▸ Task objective: Count how many lines hold the word "lezing" and give that number as the whole answer.

▸ Stored rows:
++++++++++
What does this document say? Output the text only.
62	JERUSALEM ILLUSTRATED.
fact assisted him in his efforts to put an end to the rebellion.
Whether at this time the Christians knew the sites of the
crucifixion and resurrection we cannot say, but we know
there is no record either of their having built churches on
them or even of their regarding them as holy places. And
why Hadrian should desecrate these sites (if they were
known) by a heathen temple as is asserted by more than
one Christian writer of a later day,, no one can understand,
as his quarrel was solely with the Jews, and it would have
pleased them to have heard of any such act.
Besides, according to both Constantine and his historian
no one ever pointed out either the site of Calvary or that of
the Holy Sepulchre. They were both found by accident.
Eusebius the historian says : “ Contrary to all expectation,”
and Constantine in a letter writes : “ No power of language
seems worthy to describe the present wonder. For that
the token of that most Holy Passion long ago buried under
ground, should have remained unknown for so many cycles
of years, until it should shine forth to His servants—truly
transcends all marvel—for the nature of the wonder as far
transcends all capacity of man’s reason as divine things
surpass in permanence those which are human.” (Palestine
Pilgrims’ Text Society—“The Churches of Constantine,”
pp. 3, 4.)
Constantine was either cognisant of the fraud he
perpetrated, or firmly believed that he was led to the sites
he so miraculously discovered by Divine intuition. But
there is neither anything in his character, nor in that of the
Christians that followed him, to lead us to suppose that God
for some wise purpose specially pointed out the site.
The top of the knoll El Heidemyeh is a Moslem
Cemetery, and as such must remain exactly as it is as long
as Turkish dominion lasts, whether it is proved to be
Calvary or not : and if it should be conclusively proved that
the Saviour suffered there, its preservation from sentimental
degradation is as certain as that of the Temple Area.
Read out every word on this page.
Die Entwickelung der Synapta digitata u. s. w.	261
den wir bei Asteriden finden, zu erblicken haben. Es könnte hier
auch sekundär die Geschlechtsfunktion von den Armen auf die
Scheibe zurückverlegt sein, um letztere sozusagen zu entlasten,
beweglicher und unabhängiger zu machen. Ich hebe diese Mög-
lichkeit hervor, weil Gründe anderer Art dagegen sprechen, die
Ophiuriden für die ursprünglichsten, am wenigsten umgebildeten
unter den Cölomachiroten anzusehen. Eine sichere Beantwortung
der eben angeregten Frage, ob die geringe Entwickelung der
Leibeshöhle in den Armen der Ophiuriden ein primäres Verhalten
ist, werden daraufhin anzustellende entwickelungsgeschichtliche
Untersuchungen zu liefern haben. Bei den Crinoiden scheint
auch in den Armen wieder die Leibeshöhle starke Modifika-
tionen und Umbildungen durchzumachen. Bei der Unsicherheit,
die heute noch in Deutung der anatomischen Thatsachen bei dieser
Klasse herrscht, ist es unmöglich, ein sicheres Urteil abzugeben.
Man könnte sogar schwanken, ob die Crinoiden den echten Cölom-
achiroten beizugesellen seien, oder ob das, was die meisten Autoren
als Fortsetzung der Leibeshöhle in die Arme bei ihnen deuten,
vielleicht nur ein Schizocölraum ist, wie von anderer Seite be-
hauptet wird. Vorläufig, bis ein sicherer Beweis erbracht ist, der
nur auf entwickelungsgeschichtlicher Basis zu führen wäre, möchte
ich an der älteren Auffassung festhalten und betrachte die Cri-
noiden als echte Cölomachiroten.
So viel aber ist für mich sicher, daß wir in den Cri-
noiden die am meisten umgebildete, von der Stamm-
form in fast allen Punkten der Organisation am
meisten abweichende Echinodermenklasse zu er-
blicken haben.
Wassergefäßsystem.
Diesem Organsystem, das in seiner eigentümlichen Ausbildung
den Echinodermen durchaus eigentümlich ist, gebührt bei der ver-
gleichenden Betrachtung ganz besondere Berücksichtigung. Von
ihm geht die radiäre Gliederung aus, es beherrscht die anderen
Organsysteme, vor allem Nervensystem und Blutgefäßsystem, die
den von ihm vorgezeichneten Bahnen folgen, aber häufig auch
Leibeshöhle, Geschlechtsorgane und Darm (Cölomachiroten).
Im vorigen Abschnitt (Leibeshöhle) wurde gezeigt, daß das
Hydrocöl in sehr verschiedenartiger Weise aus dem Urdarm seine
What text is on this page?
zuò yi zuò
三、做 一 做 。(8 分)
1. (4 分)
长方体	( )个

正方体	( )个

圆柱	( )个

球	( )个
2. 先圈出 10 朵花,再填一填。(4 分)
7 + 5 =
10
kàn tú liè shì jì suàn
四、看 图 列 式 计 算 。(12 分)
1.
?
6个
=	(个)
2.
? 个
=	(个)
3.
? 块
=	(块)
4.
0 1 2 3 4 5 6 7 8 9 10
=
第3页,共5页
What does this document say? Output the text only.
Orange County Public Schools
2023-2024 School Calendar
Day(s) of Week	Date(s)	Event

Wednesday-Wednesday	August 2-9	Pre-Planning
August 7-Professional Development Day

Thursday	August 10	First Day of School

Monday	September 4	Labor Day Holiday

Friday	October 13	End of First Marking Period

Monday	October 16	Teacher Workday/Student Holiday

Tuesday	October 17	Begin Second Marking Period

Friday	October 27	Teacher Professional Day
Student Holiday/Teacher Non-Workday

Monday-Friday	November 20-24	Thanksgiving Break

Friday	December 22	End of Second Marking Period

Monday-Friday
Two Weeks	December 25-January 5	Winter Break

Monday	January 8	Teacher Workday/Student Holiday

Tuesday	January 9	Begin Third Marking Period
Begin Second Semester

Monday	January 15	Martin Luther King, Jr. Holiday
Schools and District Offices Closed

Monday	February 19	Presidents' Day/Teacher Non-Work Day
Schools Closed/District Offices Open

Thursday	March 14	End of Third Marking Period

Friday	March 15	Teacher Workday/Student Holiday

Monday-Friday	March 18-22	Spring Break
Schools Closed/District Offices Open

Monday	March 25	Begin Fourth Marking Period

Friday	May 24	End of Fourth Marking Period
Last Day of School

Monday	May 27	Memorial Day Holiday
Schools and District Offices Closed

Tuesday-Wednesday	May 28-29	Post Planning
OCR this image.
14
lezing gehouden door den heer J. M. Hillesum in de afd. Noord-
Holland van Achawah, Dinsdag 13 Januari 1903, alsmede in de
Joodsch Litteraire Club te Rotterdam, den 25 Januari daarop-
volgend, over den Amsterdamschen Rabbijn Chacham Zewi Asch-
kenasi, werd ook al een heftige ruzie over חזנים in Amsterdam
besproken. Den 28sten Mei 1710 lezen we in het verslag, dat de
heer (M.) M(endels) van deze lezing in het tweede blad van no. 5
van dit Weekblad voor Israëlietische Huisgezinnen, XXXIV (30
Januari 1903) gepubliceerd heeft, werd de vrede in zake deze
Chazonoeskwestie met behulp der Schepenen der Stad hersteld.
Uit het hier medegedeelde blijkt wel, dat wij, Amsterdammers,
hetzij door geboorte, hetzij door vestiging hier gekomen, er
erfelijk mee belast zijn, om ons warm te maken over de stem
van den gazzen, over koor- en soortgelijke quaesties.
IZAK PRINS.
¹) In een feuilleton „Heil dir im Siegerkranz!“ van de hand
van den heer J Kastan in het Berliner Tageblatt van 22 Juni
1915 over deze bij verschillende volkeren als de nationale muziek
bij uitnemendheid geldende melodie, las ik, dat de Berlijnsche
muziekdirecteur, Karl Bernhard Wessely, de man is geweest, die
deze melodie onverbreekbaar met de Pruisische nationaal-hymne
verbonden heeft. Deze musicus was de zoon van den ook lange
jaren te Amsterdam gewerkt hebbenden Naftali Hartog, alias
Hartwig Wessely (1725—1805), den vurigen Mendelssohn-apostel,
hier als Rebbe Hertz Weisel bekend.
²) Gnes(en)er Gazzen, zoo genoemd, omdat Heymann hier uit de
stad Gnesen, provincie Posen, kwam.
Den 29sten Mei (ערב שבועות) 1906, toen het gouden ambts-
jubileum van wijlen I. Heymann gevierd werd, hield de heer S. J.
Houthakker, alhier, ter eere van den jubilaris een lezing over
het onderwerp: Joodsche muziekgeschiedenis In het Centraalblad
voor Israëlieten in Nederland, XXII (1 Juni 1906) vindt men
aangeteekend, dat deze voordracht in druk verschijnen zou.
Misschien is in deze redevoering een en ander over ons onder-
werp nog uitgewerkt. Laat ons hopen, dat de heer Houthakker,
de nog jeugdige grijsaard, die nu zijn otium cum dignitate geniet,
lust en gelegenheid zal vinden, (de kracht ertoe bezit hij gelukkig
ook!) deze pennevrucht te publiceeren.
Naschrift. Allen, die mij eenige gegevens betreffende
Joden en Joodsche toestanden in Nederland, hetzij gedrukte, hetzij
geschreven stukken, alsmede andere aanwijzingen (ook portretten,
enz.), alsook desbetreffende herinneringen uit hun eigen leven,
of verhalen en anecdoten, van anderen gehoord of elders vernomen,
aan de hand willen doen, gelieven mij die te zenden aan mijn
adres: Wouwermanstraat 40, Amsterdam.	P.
++++++++++
▸ Result below: 3